===== TASK INPUTS =====

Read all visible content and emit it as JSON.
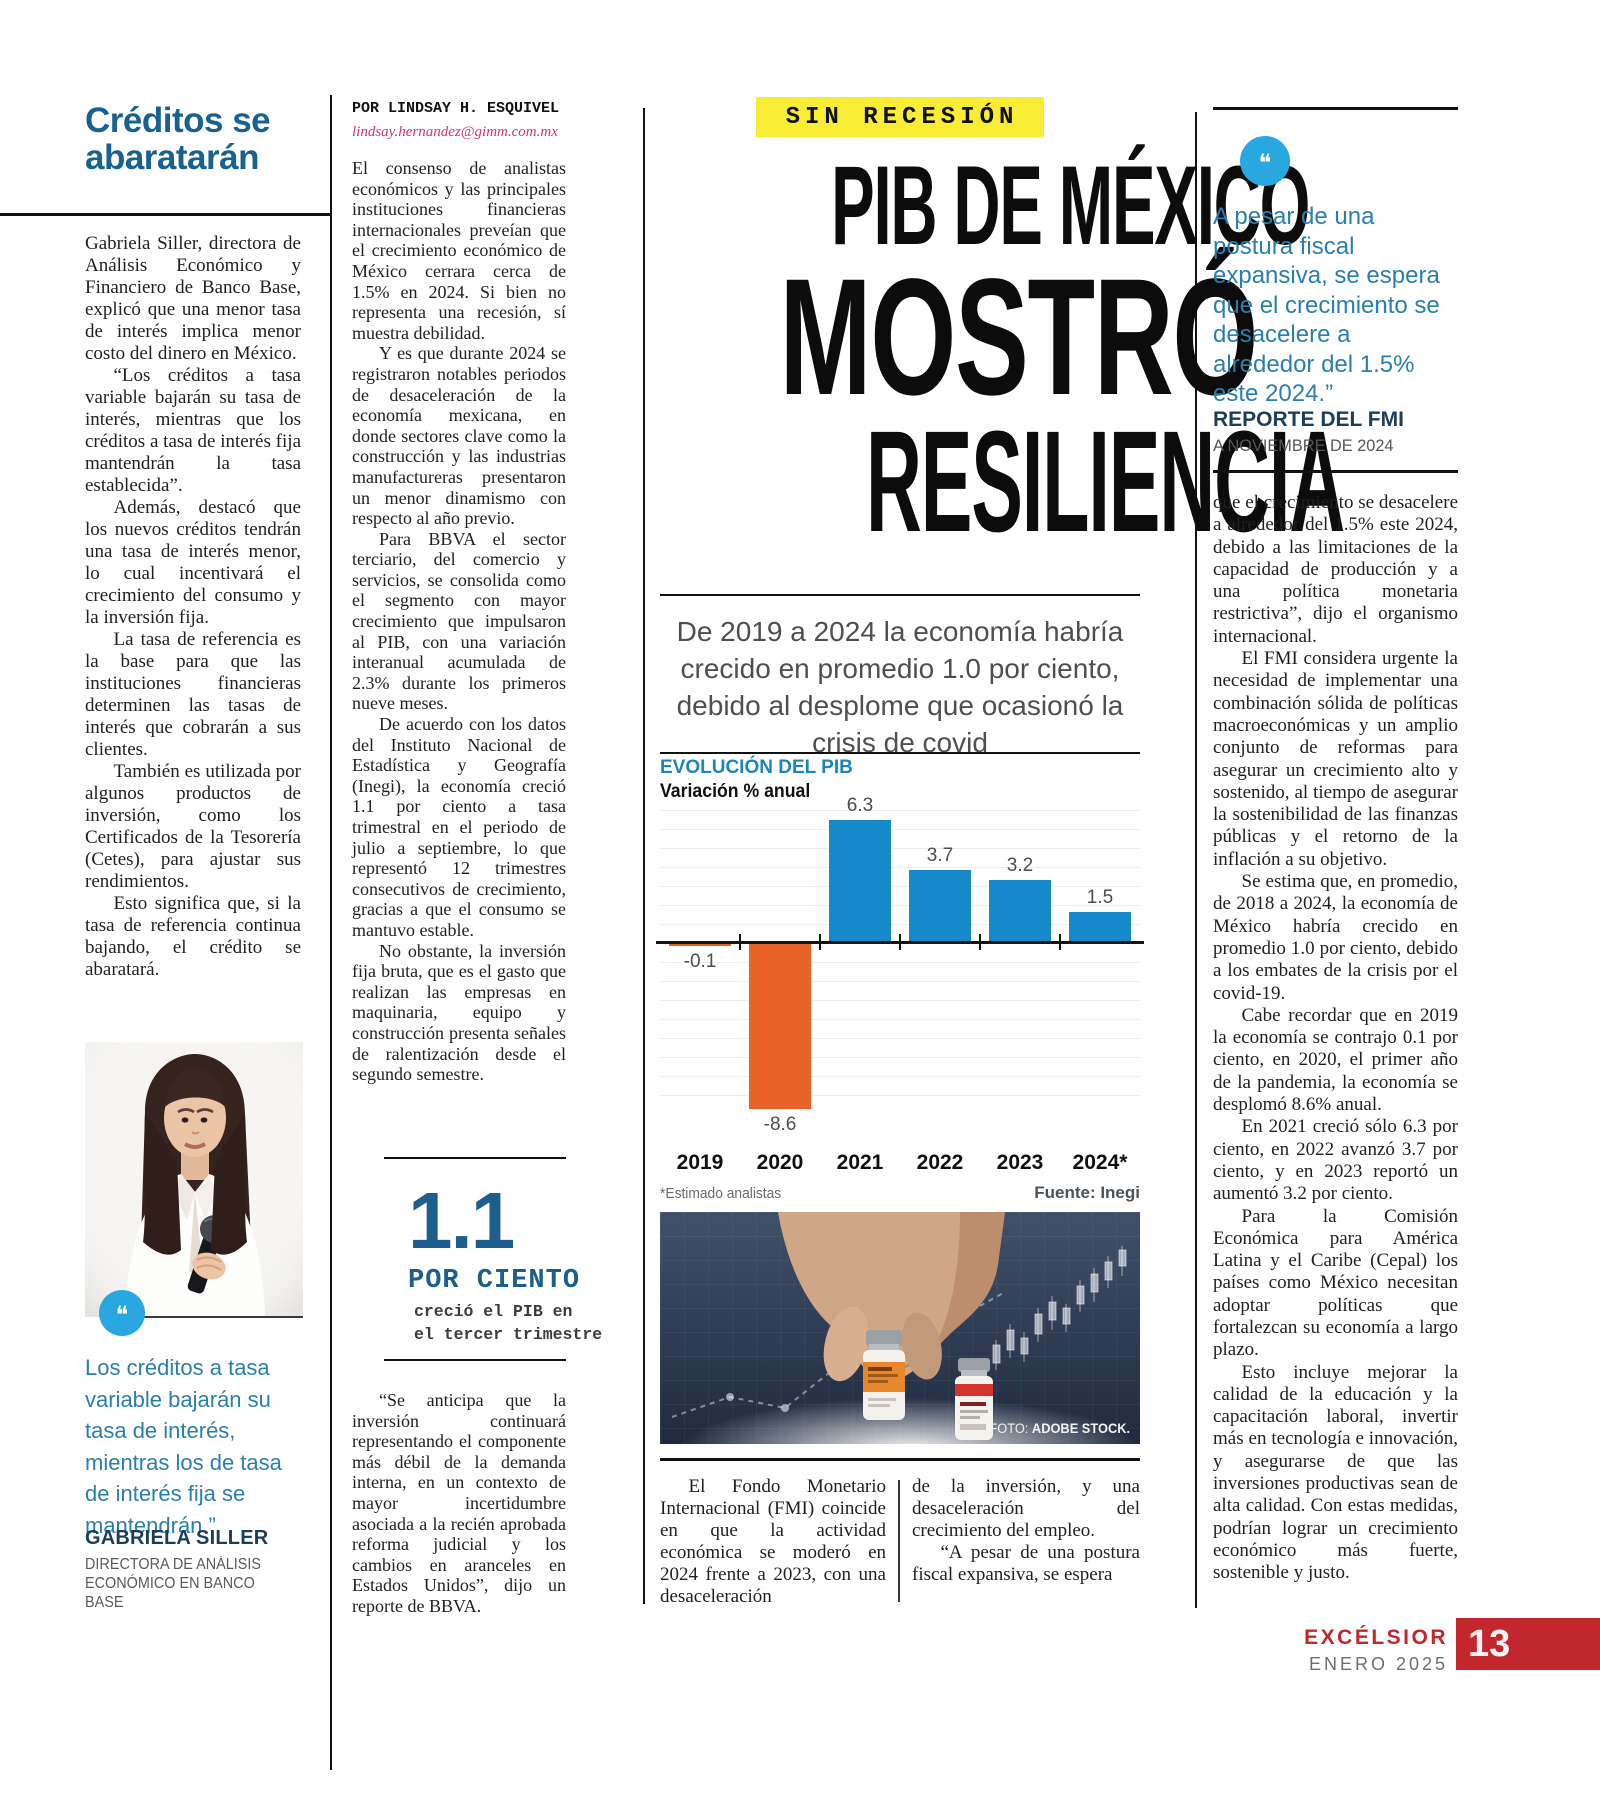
{
  "left": {
    "title": "Créditos se abaratarán",
    "paragraphs": [
      "Gabriela Siller, directora de Análisis Económico y Financiero de Banco Base, explicó que una menor tasa de interés implica menor costo del dinero en México.",
      "“Los créditos a tasa variable bajarán su tasa de interés, mientras que los créditos a tasa de interés fija mantendrán la tasa establecida”.",
      "Además, destacó que los nuevos créditos tendrán una tasa de interés menor, lo cual incentivará el crecimiento del consumo y la inversión fija.",
      "La tasa de referencia es la base para que las instituciones financieras determinen las tasas de interés que cobrarán a sus clientes.",
      "También es utilizada por algunos productos de inversión, como los Certificados de la Tesorería (Cetes), para ajustar sus rendimientos.",
      "Esto significa que, si la tasa de referencia continua bajando, el crédito se abaratará."
    ],
    "quote": "Los créditos a tasa variable bajarán su tasa de interés, mientras los de tasa de interés fija se mantendrán.”",
    "quote_author": "GABRIELA SILLER",
    "quote_role": "DIRECTORA DE ANÁLISIS ECONÓMICO EN BANCO BASE"
  },
  "byline": {
    "author": "POR LINDSAY H. ESQUIVEL",
    "email": "lindsay.hernandez@gimm.com.mx"
  },
  "col2": {
    "paragraphs": [
      "El consenso de analistas económicos y las principales instituciones financieras internacionales preveían que el crecimiento económico de México cerrara cerca de 1.5% en 2024. Si bien no representa una recesión, sí muestra debilidad.",
      "Y es que durante 2024 se registraron notables periodos de desaceleración de la economía mexicana, en donde sectores clave como la construcción y las industrias manufactureras presentaron un menor dinamismo con respecto al año previo.",
      "Para BBVA el sector terciario, del comercio y servicios, se consolida como el segmento con mayor crecimiento que impulsaron al PIB, con una variación interanual acumulada de 2.3% durante los primeros nueve meses.",
      "De acuerdo con los datos del Instituto Nacional de Estadística y Geografía (Inegi), la economía creció 1.1 por ciento a tasa trimestral en el periodo de julio a septiembre, lo que representó 12 trimestres consecutivos de crecimiento, gracias a que el consumo se mantuvo estable.",
      "No obstante, la inversión fija bruta, que es el gasto que realizan las empresas en maquinaria, equipo y construcción presenta señales de ralentización desde el segundo semestre."
    ],
    "quote_paragraph": "“Se anticipa que la inversión continuará representando el componente más débil de la demanda interna, en un contexto de mayor incertidumbre asociada a la recién aprobada reforma judicial y los cambios en aranceles en Estados Unidos”, dijo un reporte de BBVA."
  },
  "stat": {
    "value": "1.1",
    "unit": "POR CIENTO",
    "desc_line1": "creció el PIB en",
    "desc_line2": "el tercer trimestre"
  },
  "headline": {
    "kicker": "SIN RECESIÓN",
    "line1": "PIB DE MÉXICO",
    "line2": "MOSTRÓ",
    "line3": "RESILIENCIA",
    "deck": "De 2019 a 2024 la economía habría crecido en promedio 1.0 por ciento, debido al desplome que ocasionó la crisis de covid"
  },
  "chart_data": {
    "type": "bar",
    "title": "EVOLUCIÓN DEL PIB",
    "subtitle": "Variación % anual",
    "categories": [
      "2019",
      "2020",
      "2021",
      "2022",
      "2023",
      "2024*"
    ],
    "values": [
      -0.1,
      -8.6,
      6.3,
      3.7,
      3.2,
      1.5
    ],
    "labels": [
      "-0.1",
      "-8.6",
      "6.3",
      "3.7",
      "3.2",
      "1.5"
    ],
    "footnote": "*Estimado analistas",
    "source": "Fuente: Inegi",
    "positive_color": "#1689ca",
    "negative_color": "#e96228",
    "ylim": [
      -9,
      7
    ],
    "grid": true,
    "legend": "none"
  },
  "photo": {
    "credit_label": "FOTO: ",
    "credit": "ADOBE STOCK."
  },
  "bottom": {
    "col_a_paragraphs": [
      "El Fondo Monetario Internacional (FMI) coincide en que la actividad económica se moderó en 2024 frente a 2023, con una desaceleración"
    ],
    "col_b_paragraphs": [
      "de la inversión, y una desaceleración del crecimiento del empleo.",
      "“A pesar de una postura fiscal expansiva, se espera"
    ]
  },
  "right": {
    "quote": "A pesar de una postura fiscal expansiva, se espera que el crecimiento se desacelere a alrededor del 1.5% este 2024.”",
    "source": "REPORTE DEL FMI",
    "source_date": "A NOVIEMBRE DE 2024",
    "paragraphs": [
      "que el crecimiento se desacelere a alrededor del 1.5% este 2024, debido a las limitaciones de la capacidad de producción y a una política monetaria restrictiva”, dijo el organismo internacional.",
      "El FMI considera urgente la necesidad de implementar una combinación sólida de políticas macroeconómicas y un amplio conjunto de reformas para asegurar un crecimiento alto y sostenido, al tiempo de asegurar la sostenibilidad de las finanzas públicas y el retorno de la inflación a su objetivo.",
      "Se estima que, en promedio, de 2018 a 2024, la economía de México habría crecido en promedio 1.0 por ciento, debido a los embates de la crisis por el covid-19.",
      "Cabe recordar que en 2019 la economía se contrajo 0.1 por ciento, en 2020, el primer año de la pandemia, la economía se desplomó 8.6% anual.",
      "En 2021 creció sólo 6.3 por ciento, en 2022 avanzó 3.7 por ciento, y en 2023 reportó un aumentó 3.2 por ciento.",
      "Para la Comisión Económica para América Latina y el Caribe (Cepal) los países como México necesitan adoptar políticas que fortalezcan su economía a largo plazo.",
      "Esto incluye mejorar la calidad de la educación y la capacitación laboral, invertir más en tecnología e innovación, y asegurarse de que las inversiones productivas sean de alta calidad. Con estas medidas, podrían lograr un crecimiento económico más fuerte, sostenible y justo."
    ]
  },
  "footer": {
    "brand": "EXCÉLSIOR",
    "date": "ENERO 2025",
    "page_number": "13"
  },
  "colors": {
    "accent_blue": "#19618f",
    "quote_blue": "#2b7fae",
    "icon_blue": "#29a7e0",
    "stat_blue": "#1d5e8d",
    "chart_blue": "#1689ca",
    "chart_orange": "#e96228",
    "kicker_yellow": "#f8ec35",
    "footer_red": "#c1272d",
    "email_pink": "#d2356b"
  }
}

=====

# TASK REQUIREMENTS:
Omit pictures; set down the rest of the material word for word.

# THE ANSWER:
Read all visible content and emit it as JSON.
{
  "left": {
    "title": "Créditos se abaratarán",
    "paragraphs": [
      "Gabriela Siller, directora de Análisis Económico y Financiero de Banco Base, explicó que una menor tasa de interés implica menor costo del dinero en México.",
      "“Los créditos a tasa variable bajarán su tasa de interés, mientras que los créditos a tasa de interés fija mantendrán la tasa establecida”.",
      "Además, destacó que los nuevos créditos tendrán una tasa de interés menor, lo cual incentivará el crecimiento del consumo y la inversión fija.",
      "La tasa de referencia es la base para que las instituciones financieras determinen las tasas de interés que cobrarán a sus clientes.",
      "También es utilizada por algunos productos de inversión, como los Certificados de la Tesorería (Cetes), para ajustar sus rendimientos.",
      "Esto significa que, si la tasa de referencia continua bajando, el crédito se abaratará."
    ],
    "quote": "Los créditos a tasa variable bajarán su tasa de interés, mientras los de tasa de interés fija se mantendrán.”",
    "quote_author": "GABRIELA SILLER",
    "quote_role": "DIRECTORA DE ANÁLISIS ECONÓMICO EN BANCO BASE"
  },
  "byline": {
    "author": "POR LINDSAY H. ESQUIVEL",
    "email": "lindsay.hernandez@gimm.com.mx"
  },
  "col2": {
    "paragraphs": [
      "El consenso de analistas económicos y las principales instituciones financieras internacionales preveían que el crecimiento económico de México cerrara cerca de 1.5% en 2024. Si bien no representa una recesión, sí muestra debilidad.",
      "Y es que durante 2024 se registraron notables periodos de desaceleración de la economía mexicana, en donde sectores clave como la construcción y las industrias manufactureras presentaron un menor dinamismo con respecto al año previo.",
      "Para BBVA el sector terciario, del comercio y servicios, se consolida como el segmento con mayor crecimiento que impulsaron al PIB, con una variación interanual acumulada de 2.3% durante los primeros nueve meses.",
      "De acuerdo con los datos del Instituto Nacional de Estadística y Geografía (Inegi), la economía creció 1.1 por ciento a tasa trimestral en el periodo de julio a septiembre, lo que representó 12 trimestres consecutivos de crecimiento, gracias a que el consumo se mantuvo estable.",
      "No obstante, la inversión fija bruta, que es el gasto que realizan las empresas en maquinaria, equipo y construcción presenta señales de ralentización desde el segundo semestre."
    ],
    "quote_paragraph": "“Se anticipa que la inversión continuará representando el componente más débil de la demanda interna, en un contexto de mayor incertidumbre asociada a la recién aprobada reforma judicial y los cambios en aranceles en Estados Unidos”, dijo un reporte de BBVA."
  },
  "stat": {
    "value": "1.1",
    "unit": "POR CIENTO",
    "desc_line1": "creció el PIB en",
    "desc_line2": "el tercer trimestre"
  },
  "headline": {
    "kicker": "SIN RECESIÓN",
    "line1": "PIB DE MÉXICO",
    "line2": "MOSTRÓ",
    "line3": "RESILIENCIA",
    "deck": "De 2019 a 2024 la economía habría crecido en promedio 1.0 por ciento, debido al desplome que ocasionó la crisis de covid"
  },
  "chart_data": {
    "type": "bar",
    "title": "EVOLUCIÓN DEL PIB",
    "subtitle": "Variación % anual",
    "categories": [
      "2019",
      "2020",
      "2021",
      "2022",
      "2023",
      "2024*"
    ],
    "values": [
      -0.1,
      -8.6,
      6.3,
      3.7,
      3.2,
      1.5
    ],
    "labels": [
      "-0.1",
      "-8.6",
      "6.3",
      "3.7",
      "3.2",
      "1.5"
    ],
    "footnote": "*Estimado analistas",
    "source": "Fuente: Inegi",
    "positive_color": "#1689ca",
    "negative_color": "#e96228",
    "ylim": [
      -9,
      7
    ],
    "grid": true,
    "legend": "none"
  },
  "photo": {
    "credit_label": "FOTO: ",
    "credit": "ADOBE STOCK."
  },
  "bottom": {
    "col_a_paragraphs": [
      "El Fondo Monetario Internacional (FMI) coincide en que la actividad económica se moderó en 2024 frente a 2023, con una desaceleración"
    ],
    "col_b_paragraphs": [
      "de la inversión, y una desaceleración del crecimiento del empleo.",
      "“A pesar de una postura fiscal expansiva, se espera"
    ]
  },
  "right": {
    "quote": "A pesar de una postura fiscal expansiva, se espera que el crecimiento se desacelere a alrededor del 1.5% este 2024.”",
    "source": "REPORTE DEL FMI",
    "source_date": "A NOVIEMBRE DE 2024",
    "paragraphs": [
      "que el crecimiento se desacelere a alrededor del 1.5% este 2024, debido a las limitaciones de la capacidad de producción y a una política monetaria restrictiva”, dijo el organismo internacional.",
      "El FMI considera urgente la necesidad de implementar una combinación sólida de políticas macroeconómicas y un amplio conjunto de reformas para asegurar un crecimiento alto y sostenido, al tiempo de asegurar la sostenibilidad de las finanzas públicas y el retorno de la inflación a su objetivo.",
      "Se estima que, en promedio, de 2018 a 2024, la economía de México habría crecido en promedio 1.0 por ciento, debido a los embates de la crisis por el covid-19.",
      "Cabe recordar que en 2019 la economía se contrajo 0.1 por ciento, en 2020, el primer año de la pandemia, la economía se desplomó 8.6% anual.",
      "En 2021 creció sólo 6.3 por ciento, en 2022 avanzó 3.7 por ciento, y en 2023 reportó un aumentó 3.2 por ciento.",
      "Para la Comisión Económica para América Latina y el Caribe (Cepal) los países como México necesitan adoptar políticas que fortalezcan su economía a largo plazo.",
      "Esto incluye mejorar la calidad de la educación y la capacitación laboral, invertir más en tecnología e innovación, y asegurarse de que las inversiones productivas sean de alta calidad. Con estas medidas, podrían lograr un crecimiento económico más fuerte, sostenible y justo."
    ]
  },
  "footer": {
    "brand": "EXCÉLSIOR",
    "date": "ENERO 2025",
    "page_number": "13"
  },
  "colors": {
    "accent_blue": "#19618f",
    "quote_blue": "#2b7fae",
    "icon_blue": "#29a7e0",
    "stat_blue": "#1d5e8d",
    "chart_blue": "#1689ca",
    "chart_orange": "#e96228",
    "kicker_yellow": "#f8ec35",
    "footer_red": "#c1272d",
    "email_pink": "#d2356b"
  }
}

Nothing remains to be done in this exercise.